I’ve just come this morning from chairing the ministerial
taskforce on the Summary Care Record which is charged with trying to
reach a resolution primarily with the BMA GP Committee who are currently
taking a position that would mean that the electronic record couldn’t
go ahead.
However, I should say we had a very constructive start to our
discussions this morning.
Let me start if I may, with a few facts, because there
is a lot of mis-information that goes on around this.
This is the largest peacetime IT project in the world.
It is costing over quite a long period of time, around £6.5
billion to build and around £5 billion to install, manage and implement
through the NHS.
Those are big sums, but in terms of the budget of the NHS, spread
over ten or twelve years, they are not quite so big sums as they feel as
headlines.
Secondly the National Audit Committee Report gave the programme a
pretty good clean bill of health.
I think it’s really worth saying that, because you’d never
believe that from what you’ve read in the press, who looked for all
the negatives and for all the things that weren’t going right.
If you look at the size of this programme and if you look at what
the NA Report says, it is really quite impressive.
That is not to say there are not problems, there are some major
problems.
There are some major problems with suppliers and here’s an
interesting conundrum.
For the first time, we have a model project, where, when things
go wrong, the suppliers are responsible instead of the purchaser.
Normally in public projects, things go wrong and what the
government does is throw money at the supplier who under-priced in the
first place and then says ‘I can’t do it, you have to give me
another £150m, £200m, £500m’ and we do.

- **What this exercise asks**:
[1] Copy the part of the speech on the NHS IT programme from "This is the" to "bill of health.".
[2] List every sum of money in pounds that the speech on the NHS IT programme mentions.
[3] Pick up the speech on the NHS IT programme after its last sentence and carry it on.

- **Data to examine**:
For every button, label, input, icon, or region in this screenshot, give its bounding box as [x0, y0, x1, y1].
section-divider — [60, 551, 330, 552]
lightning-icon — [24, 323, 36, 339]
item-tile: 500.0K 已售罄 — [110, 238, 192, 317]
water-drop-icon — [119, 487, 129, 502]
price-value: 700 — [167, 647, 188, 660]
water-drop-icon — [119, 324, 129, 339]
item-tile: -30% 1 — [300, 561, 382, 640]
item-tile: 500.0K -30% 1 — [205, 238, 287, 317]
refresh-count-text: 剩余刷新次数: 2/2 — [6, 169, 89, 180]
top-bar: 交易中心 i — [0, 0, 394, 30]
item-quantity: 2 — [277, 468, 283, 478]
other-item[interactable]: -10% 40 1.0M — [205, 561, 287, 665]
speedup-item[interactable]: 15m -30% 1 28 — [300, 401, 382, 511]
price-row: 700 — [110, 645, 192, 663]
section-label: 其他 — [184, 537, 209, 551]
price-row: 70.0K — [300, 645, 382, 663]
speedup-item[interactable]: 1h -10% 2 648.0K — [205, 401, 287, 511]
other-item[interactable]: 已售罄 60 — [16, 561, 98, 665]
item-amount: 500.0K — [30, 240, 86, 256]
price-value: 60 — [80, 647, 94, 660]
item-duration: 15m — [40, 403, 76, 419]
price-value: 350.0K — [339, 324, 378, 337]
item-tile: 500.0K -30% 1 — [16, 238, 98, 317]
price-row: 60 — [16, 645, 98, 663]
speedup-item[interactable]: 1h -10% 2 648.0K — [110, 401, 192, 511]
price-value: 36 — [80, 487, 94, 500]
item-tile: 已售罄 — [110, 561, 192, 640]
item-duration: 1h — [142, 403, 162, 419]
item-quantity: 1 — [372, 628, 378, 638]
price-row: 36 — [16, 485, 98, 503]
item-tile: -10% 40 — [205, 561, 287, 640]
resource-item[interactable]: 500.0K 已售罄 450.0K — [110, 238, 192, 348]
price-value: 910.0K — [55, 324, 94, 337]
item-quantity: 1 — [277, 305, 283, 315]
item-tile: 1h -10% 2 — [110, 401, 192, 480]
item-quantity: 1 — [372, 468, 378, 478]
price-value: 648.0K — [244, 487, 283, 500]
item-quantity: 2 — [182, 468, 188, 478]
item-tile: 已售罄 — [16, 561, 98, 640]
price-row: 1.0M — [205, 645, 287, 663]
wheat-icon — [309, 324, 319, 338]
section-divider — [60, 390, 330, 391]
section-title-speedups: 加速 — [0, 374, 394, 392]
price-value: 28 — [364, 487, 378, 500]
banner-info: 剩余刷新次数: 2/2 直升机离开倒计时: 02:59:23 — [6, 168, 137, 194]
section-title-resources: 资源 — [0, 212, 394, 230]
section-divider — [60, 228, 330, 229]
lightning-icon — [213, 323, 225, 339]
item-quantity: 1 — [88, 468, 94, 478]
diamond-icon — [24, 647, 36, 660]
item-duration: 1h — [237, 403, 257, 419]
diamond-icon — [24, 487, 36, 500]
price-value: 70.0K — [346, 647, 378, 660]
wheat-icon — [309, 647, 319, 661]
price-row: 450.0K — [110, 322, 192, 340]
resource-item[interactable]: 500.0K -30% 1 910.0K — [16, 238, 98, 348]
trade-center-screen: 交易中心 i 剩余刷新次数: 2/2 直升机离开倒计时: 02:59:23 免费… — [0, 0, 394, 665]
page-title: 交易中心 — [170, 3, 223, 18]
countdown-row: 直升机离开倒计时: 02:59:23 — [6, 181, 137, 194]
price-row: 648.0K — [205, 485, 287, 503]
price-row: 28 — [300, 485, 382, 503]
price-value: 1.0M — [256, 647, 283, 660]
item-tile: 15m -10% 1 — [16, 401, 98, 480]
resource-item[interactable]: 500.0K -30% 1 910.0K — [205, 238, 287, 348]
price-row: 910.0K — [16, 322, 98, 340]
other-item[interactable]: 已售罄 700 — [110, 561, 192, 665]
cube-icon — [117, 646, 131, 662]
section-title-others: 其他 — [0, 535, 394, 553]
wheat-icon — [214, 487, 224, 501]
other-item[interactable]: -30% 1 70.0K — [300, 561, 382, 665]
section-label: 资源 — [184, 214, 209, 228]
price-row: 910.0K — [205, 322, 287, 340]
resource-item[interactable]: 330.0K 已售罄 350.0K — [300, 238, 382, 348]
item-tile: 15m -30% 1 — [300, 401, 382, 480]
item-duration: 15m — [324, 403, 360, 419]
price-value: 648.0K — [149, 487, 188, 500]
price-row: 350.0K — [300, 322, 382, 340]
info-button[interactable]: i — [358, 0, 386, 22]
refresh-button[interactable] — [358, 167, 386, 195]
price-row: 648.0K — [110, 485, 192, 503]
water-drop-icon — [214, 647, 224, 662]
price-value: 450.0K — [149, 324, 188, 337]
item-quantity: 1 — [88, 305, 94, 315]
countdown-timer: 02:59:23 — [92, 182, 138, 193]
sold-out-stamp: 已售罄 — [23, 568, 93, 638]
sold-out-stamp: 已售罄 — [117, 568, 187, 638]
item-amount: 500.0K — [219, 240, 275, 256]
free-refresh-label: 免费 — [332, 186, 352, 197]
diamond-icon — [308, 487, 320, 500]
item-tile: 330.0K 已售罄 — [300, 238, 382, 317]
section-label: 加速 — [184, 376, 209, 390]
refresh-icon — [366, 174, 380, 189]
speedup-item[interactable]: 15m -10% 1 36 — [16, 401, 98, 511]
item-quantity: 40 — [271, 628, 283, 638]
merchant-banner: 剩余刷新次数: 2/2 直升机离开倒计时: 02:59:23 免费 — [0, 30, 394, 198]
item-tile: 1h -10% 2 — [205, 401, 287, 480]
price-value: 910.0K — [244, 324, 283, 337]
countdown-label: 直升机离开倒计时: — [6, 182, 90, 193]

- **List of answers**:
[1]
This is the largest peacetime IT project in the world.
It is costing over quite a long period of time, around £6.5
billion to build and around £5 billion to install, manage and implement
through the NHS.
Those are big sums, but in terms of the budget of the NHS, spread
over ten or twelve years, they are not quite so big sums as they feel as
headlines.
Secondly the National Audit Committee Report gave the programme a
pretty good clean bill of health.

[2] £6.5 billion, £5 billion, £150m, £200m, £500m

[3]
Our problem here, is we actually have contracts which don’t
allow us to do that, and some of the suppliers are finding this very
difficult.
I’m not saying there’s an easy solution to that, but I think
it is worth really understanding that this is because the programme
protects public money rather than wastes it.
And because it’s very difficult for the programme to start
giving the supplier more and more money in order to deliver what they
said they’d deliver for a fixed price originally.
So there are some delays now emerging in the system because the
suppliers have been unable to build what they said they’d build, in
the time they said they’d build it in, for the price they agreed to
build it for.
That’s a problem for the programme but it’s a problem because
we’ve got good contracts and we have to work through those.
From my prospective, I chair the Care Record
Development Board which is charged with managing the ethical policy
implications.
It’s a publically appointed board, we rotate the membership
every year.
We had over 180 applications this month for four places for the
coming year, which makes me feel people can see we’re both an
interesting place to be and also an important place to be.
We’ve got some very high quality candidates this year as indeed
we did have last year.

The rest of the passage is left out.